#### EXERCISE
In the entries below, find every line holding the string "name" and collect it.
━━━
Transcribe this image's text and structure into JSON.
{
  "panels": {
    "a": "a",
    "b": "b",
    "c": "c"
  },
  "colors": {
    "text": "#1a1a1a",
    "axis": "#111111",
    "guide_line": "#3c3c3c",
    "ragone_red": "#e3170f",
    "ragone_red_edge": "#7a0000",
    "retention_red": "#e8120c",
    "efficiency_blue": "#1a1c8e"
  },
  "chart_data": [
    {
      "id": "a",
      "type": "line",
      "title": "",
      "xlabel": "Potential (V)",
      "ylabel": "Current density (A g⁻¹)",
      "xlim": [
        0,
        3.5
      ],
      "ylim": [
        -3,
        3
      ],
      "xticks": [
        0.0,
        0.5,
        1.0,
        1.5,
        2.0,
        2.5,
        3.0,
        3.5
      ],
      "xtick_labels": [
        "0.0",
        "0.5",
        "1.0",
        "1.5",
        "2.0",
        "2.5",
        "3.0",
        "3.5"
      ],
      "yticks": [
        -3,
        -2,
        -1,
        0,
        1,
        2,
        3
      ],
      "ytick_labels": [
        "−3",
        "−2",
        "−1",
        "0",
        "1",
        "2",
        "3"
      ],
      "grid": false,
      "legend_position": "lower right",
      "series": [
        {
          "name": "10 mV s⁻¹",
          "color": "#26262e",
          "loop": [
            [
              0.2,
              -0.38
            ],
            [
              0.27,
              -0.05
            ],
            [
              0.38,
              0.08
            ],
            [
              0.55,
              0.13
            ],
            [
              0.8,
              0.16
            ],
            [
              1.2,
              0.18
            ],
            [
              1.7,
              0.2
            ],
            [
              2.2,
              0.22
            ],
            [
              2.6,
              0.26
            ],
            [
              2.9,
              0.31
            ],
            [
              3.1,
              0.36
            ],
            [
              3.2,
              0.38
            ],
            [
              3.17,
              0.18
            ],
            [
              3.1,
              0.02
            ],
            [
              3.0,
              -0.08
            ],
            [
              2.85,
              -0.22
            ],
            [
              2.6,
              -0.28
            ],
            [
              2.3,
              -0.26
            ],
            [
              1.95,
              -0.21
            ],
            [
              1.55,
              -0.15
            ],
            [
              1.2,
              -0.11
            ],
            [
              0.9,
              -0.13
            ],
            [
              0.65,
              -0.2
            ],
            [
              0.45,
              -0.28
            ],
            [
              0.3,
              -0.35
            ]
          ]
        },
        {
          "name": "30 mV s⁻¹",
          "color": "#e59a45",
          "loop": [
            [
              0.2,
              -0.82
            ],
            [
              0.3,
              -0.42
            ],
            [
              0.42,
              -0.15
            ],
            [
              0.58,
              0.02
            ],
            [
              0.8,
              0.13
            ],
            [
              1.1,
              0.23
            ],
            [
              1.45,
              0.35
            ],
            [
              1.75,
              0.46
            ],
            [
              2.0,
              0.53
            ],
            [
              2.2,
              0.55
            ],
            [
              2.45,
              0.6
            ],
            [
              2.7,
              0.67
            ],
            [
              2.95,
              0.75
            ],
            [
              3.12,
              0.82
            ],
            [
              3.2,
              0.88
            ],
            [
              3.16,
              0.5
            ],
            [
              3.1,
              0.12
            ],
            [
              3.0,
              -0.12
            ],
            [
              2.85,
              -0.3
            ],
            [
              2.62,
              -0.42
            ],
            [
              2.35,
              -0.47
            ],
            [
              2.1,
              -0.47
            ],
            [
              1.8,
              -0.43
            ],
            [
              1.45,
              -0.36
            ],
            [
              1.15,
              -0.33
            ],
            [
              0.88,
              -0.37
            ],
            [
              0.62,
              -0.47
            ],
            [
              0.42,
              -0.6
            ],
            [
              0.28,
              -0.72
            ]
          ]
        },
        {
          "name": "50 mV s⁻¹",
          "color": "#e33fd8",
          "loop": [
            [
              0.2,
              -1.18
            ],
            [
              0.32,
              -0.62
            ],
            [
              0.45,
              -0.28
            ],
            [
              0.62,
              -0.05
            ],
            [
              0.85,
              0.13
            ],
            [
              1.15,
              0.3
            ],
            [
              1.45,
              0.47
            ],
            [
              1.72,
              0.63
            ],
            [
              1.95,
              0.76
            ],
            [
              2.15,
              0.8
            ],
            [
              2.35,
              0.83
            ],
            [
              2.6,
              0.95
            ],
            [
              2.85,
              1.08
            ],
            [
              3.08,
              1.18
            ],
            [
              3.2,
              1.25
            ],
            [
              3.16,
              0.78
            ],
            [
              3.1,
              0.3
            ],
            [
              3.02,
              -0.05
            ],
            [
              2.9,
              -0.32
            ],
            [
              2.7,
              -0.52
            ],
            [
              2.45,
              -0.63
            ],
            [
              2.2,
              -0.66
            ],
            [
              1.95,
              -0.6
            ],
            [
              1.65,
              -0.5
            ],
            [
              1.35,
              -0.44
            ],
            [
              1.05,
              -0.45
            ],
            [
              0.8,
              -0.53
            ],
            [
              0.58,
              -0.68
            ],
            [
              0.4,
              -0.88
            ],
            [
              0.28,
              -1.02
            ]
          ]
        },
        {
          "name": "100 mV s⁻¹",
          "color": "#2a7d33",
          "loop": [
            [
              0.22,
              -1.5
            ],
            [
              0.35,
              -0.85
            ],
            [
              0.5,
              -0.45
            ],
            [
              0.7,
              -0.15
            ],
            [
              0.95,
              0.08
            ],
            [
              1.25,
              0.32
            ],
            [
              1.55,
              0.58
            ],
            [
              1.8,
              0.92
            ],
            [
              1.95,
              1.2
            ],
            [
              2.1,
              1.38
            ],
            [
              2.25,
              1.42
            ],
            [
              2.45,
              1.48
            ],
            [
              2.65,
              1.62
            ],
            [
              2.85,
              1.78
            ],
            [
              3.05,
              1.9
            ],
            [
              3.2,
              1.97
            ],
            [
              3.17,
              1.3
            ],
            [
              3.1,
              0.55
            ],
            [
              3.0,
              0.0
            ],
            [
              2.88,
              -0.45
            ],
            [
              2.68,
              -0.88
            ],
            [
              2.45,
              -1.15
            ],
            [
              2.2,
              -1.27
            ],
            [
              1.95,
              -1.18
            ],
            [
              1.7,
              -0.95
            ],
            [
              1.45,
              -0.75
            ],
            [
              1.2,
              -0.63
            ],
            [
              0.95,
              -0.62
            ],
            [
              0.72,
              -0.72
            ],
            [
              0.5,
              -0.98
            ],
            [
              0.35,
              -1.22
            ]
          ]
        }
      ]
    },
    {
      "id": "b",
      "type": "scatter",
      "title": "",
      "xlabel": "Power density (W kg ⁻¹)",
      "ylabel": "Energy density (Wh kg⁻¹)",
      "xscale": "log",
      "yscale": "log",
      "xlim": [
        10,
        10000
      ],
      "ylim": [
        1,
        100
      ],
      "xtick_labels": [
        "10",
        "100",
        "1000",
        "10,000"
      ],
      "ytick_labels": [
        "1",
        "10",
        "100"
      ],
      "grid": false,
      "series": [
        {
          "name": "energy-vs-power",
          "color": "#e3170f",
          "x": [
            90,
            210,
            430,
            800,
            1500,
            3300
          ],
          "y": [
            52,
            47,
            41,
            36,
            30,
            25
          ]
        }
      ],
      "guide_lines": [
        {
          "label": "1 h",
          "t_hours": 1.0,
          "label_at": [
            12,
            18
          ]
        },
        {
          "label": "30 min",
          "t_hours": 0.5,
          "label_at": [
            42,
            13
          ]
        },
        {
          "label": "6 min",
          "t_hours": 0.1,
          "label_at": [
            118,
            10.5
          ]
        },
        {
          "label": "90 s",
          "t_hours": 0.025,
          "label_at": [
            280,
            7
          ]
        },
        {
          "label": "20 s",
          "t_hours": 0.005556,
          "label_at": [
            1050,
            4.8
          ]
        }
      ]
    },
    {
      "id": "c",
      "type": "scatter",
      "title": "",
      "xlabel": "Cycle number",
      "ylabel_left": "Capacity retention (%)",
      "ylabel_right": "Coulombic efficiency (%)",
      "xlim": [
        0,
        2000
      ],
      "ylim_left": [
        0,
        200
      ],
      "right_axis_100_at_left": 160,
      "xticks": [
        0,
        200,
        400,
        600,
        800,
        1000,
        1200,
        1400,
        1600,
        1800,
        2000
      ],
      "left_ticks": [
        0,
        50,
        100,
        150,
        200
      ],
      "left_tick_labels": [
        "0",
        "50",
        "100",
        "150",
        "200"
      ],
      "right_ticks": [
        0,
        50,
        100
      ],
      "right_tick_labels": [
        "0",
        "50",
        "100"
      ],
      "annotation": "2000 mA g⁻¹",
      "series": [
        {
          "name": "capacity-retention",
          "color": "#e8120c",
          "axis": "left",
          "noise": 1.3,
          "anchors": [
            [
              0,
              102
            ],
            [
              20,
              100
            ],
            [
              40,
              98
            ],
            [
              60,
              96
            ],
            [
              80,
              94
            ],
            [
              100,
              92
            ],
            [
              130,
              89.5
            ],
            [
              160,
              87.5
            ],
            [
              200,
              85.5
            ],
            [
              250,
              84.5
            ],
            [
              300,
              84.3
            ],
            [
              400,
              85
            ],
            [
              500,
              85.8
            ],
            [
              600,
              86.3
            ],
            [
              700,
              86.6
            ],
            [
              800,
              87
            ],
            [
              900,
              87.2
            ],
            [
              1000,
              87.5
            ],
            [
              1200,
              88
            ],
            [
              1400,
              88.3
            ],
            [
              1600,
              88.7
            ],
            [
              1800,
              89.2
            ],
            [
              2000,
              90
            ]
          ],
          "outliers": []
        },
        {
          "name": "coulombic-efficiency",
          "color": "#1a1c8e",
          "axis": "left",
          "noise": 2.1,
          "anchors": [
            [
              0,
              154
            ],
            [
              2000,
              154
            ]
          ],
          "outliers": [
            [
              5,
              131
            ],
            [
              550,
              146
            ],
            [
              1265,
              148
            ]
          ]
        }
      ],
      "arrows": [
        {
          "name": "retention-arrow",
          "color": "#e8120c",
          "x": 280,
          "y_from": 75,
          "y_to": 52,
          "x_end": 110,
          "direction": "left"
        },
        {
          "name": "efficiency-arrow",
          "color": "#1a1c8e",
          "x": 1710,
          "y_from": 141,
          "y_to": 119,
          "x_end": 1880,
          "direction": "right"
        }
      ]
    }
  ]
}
━━━
#### SOLUTION TO THIS TASK
          "name": "10 mV s⁻¹",
          "name": "30 mV s⁻¹",
          "name": "50 mV s⁻¹",
          "name": "100 mV s⁻¹",
          "name": "energy-vs-power",
          "name": "capacity-retention",
          "name": "coulombic-efficiency",
          "name": "retention-arrow",
          "name": "efficiency-arrow",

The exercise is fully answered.